## GIVEN REQUEST
Show all lines holding the string "photosynthesis".

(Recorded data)

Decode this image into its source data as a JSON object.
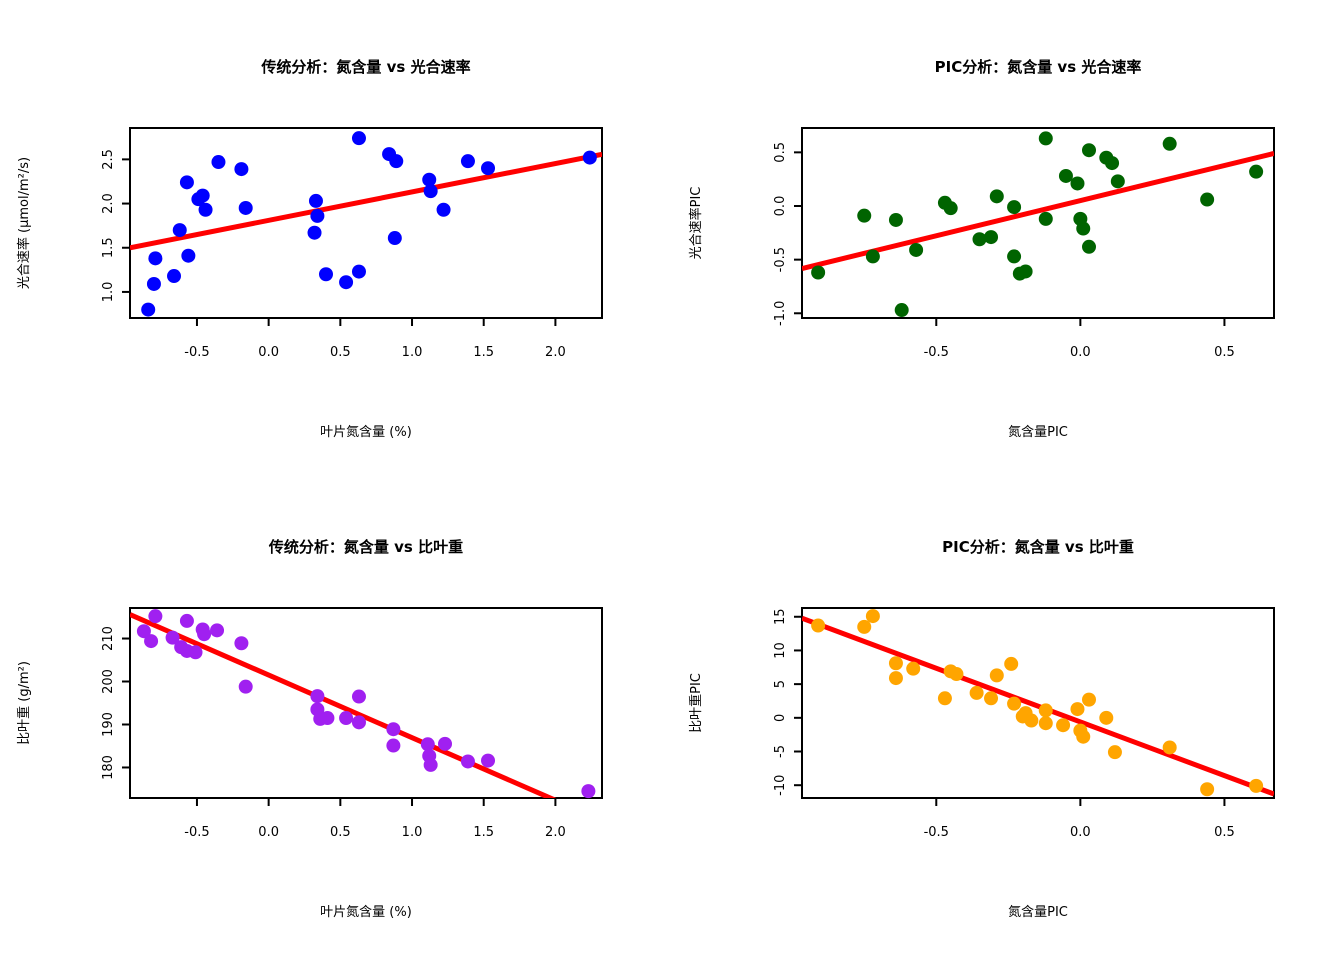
{
  "figure": {
    "background": "#ffffff",
    "text_color": "#000000",
    "regression_line_color": "#ff0000"
  },
  "chart_data": [
    {
      "id": "traditional-photosynthesis",
      "type": "scatter",
      "title": "传统分析：氮含量 vs 光合速率",
      "xlabel": "叶片氮含量 (%)",
      "ylabel": "光合速率 (μmol/m²/s)",
      "point_color": "#0000ff",
      "xlim": [
        -0.967,
        2.325
      ],
      "ylim": [
        0.705,
        2.855
      ],
      "xticks": [
        {
          "v": -0.5,
          "label": "-0.5"
        },
        {
          "v": 0.0,
          "label": "0.0"
        },
        {
          "v": 0.5,
          "label": "0.5"
        },
        {
          "v": 1.0,
          "label": "1.0"
        },
        {
          "v": 1.5,
          "label": "1.5"
        },
        {
          "v": 2.0,
          "label": "2.0"
        }
      ],
      "yticks": [
        {
          "v": 1.0,
          "label": "1.0"
        },
        {
          "v": 1.5,
          "label": "1.5"
        },
        {
          "v": 2.0,
          "label": "2.0"
        },
        {
          "v": 2.5,
          "label": "2.5"
        }
      ],
      "regression": {
        "intercept": 1.81,
        "slope": 0.3214,
        "color": "#ff0000"
      },
      "points": [
        [
          -0.84,
          0.8
        ],
        [
          -0.8,
          1.09
        ],
        [
          -0.79,
          1.38
        ],
        [
          -0.66,
          1.18
        ],
        [
          -0.62,
          1.7
        ],
        [
          -0.57,
          2.24
        ],
        [
          -0.56,
          1.41
        ],
        [
          -0.49,
          2.05
        ],
        [
          -0.46,
          2.09
        ],
        [
          -0.44,
          1.93
        ],
        [
          -0.35,
          2.47
        ],
        [
          -0.19,
          2.39
        ],
        [
          -0.16,
          1.95
        ],
        [
          0.32,
          1.67
        ],
        [
          0.33,
          2.03
        ],
        [
          0.34,
          1.86
        ],
        [
          0.4,
          1.2
        ],
        [
          0.54,
          1.11
        ],
        [
          0.63,
          1.23
        ],
        [
          0.63,
          2.74
        ],
        [
          0.84,
          2.56
        ],
        [
          0.89,
          2.48
        ],
        [
          0.88,
          1.61
        ],
        [
          1.12,
          2.27
        ],
        [
          1.13,
          2.14
        ],
        [
          1.22,
          1.93
        ],
        [
          1.39,
          2.48
        ],
        [
          1.53,
          2.4
        ],
        [
          2.24,
          2.52
        ]
      ]
    },
    {
      "id": "pic-photosynthesis",
      "type": "scatter",
      "title": "PIC分析：氮含量 vs 光合速率",
      "xlabel": "氮含量PIC",
      "ylabel": "光合速率PIC",
      "point_color": "#006400",
      "xlim": [
        -0.966,
        0.672
      ],
      "ylim": [
        -1.044,
        0.727
      ],
      "xticks": [
        {
          "v": -0.5,
          "label": "-0.5"
        },
        {
          "v": 0.0,
          "label": "0.0"
        },
        {
          "v": 0.5,
          "label": "0.5"
        }
      ],
      "yticks": [
        {
          "v": -1.0,
          "label": "-1.0"
        },
        {
          "v": -0.5,
          "label": "-0.5"
        },
        {
          "v": 0.0,
          "label": "0.0"
        },
        {
          "v": 0.5,
          "label": "0.5"
        }
      ],
      "regression": {
        "intercept": 0.05,
        "slope": 0.655,
        "color": "#ff0000"
      },
      "points": [
        [
          -0.91,
          -0.62
        ],
        [
          -0.75,
          -0.09
        ],
        [
          -0.72,
          -0.47
        ],
        [
          -0.64,
          -0.13
        ],
        [
          -0.62,
          -0.97
        ],
        [
          -0.57,
          -0.41
        ],
        [
          -0.47,
          0.03
        ],
        [
          -0.45,
          -0.02
        ],
        [
          -0.35,
          -0.31
        ],
        [
          -0.31,
          -0.29
        ],
        [
          -0.29,
          0.09
        ],
        [
          -0.23,
          -0.01
        ],
        [
          -0.23,
          -0.47
        ],
        [
          -0.21,
          -0.63
        ],
        [
          -0.19,
          -0.61
        ],
        [
          -0.12,
          0.63
        ],
        [
          -0.12,
          -0.12
        ],
        [
          -0.05,
          0.28
        ],
        [
          -0.01,
          0.21
        ],
        [
          0.03,
          0.52
        ],
        [
          0.09,
          0.45
        ],
        [
          0.11,
          0.4
        ],
        [
          0.13,
          0.23
        ],
        [
          0.0,
          -0.12
        ],
        [
          0.01,
          -0.21
        ],
        [
          0.03,
          -0.38
        ],
        [
          0.31,
          0.58
        ],
        [
          0.44,
          0.06
        ],
        [
          0.61,
          0.32
        ]
      ]
    },
    {
      "id": "traditional-sla",
      "type": "scatter",
      "title": "传统分析：氮含量 vs 比叶重",
      "xlabel": "叶片氮含量 (%)",
      "ylabel": "比叶重 (g/m²)",
      "point_color": "#a020f0",
      "xlim": [
        -0.967,
        2.325
      ],
      "ylim": [
        172.9,
        217.1
      ],
      "xticks": [
        {
          "v": -0.5,
          "label": "-0.5"
        },
        {
          "v": 0.0,
          "label": "0.0"
        },
        {
          "v": 0.5,
          "label": "0.5"
        },
        {
          "v": 1.0,
          "label": "1.0"
        },
        {
          "v": 1.5,
          "label": "1.5"
        },
        {
          "v": 2.0,
          "label": "2.0"
        }
      ],
      "yticks": [
        {
          "v": 180,
          "label": "180"
        },
        {
          "v": 190,
          "label": "190"
        },
        {
          "v": 200,
          "label": "200"
        },
        {
          "v": 210,
          "label": "210"
        }
      ],
      "regression": {
        "intercept": 201.5,
        "slope": -14.56,
        "color": "#ff0000"
      },
      "points": [
        [
          -0.87,
          211.7
        ],
        [
          -0.82,
          209.4
        ],
        [
          -0.79,
          215.2
        ],
        [
          -0.67,
          210.2
        ],
        [
          -0.61,
          208.0
        ],
        [
          -0.57,
          214.1
        ],
        [
          -0.57,
          207.1
        ],
        [
          -0.51,
          206.8
        ],
        [
          -0.46,
          212.1
        ],
        [
          -0.45,
          211.0
        ],
        [
          -0.36,
          211.9
        ],
        [
          -0.19,
          208.9
        ],
        [
          -0.16,
          198.8
        ],
        [
          0.34,
          196.6
        ],
        [
          0.34,
          193.5
        ],
        [
          0.36,
          191.3
        ],
        [
          0.41,
          191.5
        ],
        [
          0.54,
          191.5
        ],
        [
          0.63,
          196.5
        ],
        [
          0.63,
          190.5
        ],
        [
          0.87,
          188.9
        ],
        [
          0.87,
          185.1
        ],
        [
          1.11,
          185.4
        ],
        [
          1.12,
          182.7
        ],
        [
          1.13,
          180.6
        ],
        [
          1.23,
          185.5
        ],
        [
          1.39,
          181.4
        ],
        [
          1.53,
          181.6
        ],
        [
          2.23,
          174.5
        ]
      ]
    },
    {
      "id": "pic-sla",
      "type": "scatter",
      "title": "PIC分析：氮含量 vs 比叶重",
      "xlabel": "氮含量PIC",
      "ylabel": "比叶重PIC",
      "point_color": "#ffa500",
      "xlim": [
        -0.966,
        0.672
      ],
      "ylim": [
        -11.9,
        16.3
      ],
      "xticks": [
        {
          "v": -0.5,
          "label": "-0.5"
        },
        {
          "v": 0.0,
          "label": "0.0"
        },
        {
          "v": 0.5,
          "label": "0.5"
        }
      ],
      "yticks": [
        {
          "v": -10,
          "label": "-10"
        },
        {
          "v": -5,
          "label": "-5"
        },
        {
          "v": 0,
          "label": "0"
        },
        {
          "v": 5,
          "label": "5"
        },
        {
          "v": 10,
          "label": "10"
        },
        {
          "v": 15,
          "label": "15"
        }
      ],
      "regression": {
        "intercept": -0.61,
        "slope": -15.93,
        "color": "#ff0000"
      },
      "points": [
        [
          -0.91,
          13.7
        ],
        [
          -0.75,
          13.5
        ],
        [
          -0.72,
          15.1
        ],
        [
          -0.64,
          8.1
        ],
        [
          -0.64,
          5.9
        ],
        [
          -0.58,
          7.3
        ],
        [
          -0.47,
          2.9
        ],
        [
          -0.45,
          6.9
        ],
        [
          -0.43,
          6.5
        ],
        [
          -0.36,
          3.7
        ],
        [
          -0.31,
          2.9
        ],
        [
          -0.29,
          6.3
        ],
        [
          -0.24,
          8.0
        ],
        [
          -0.23,
          2.1
        ],
        [
          -0.2,
          0.2
        ],
        [
          -0.19,
          0.7
        ],
        [
          -0.17,
          -0.4
        ],
        [
          -0.12,
          1.1
        ],
        [
          -0.12,
          -0.8
        ],
        [
          -0.06,
          -1.1
        ],
        [
          -0.01,
          1.3
        ],
        [
          0.0,
          -1.9
        ],
        [
          0.01,
          -2.8
        ],
        [
          0.03,
          2.7
        ],
        [
          0.09,
          0.0
        ],
        [
          0.12,
          -5.1
        ],
        [
          0.31,
          -4.4
        ],
        [
          0.44,
          -10.6
        ],
        [
          0.61,
          -10.1
        ]
      ]
    }
  ]
}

## EXERCISE SOLUTION
      "id": "traditional-photosynthesis",
      "id": "pic-photosynthesis",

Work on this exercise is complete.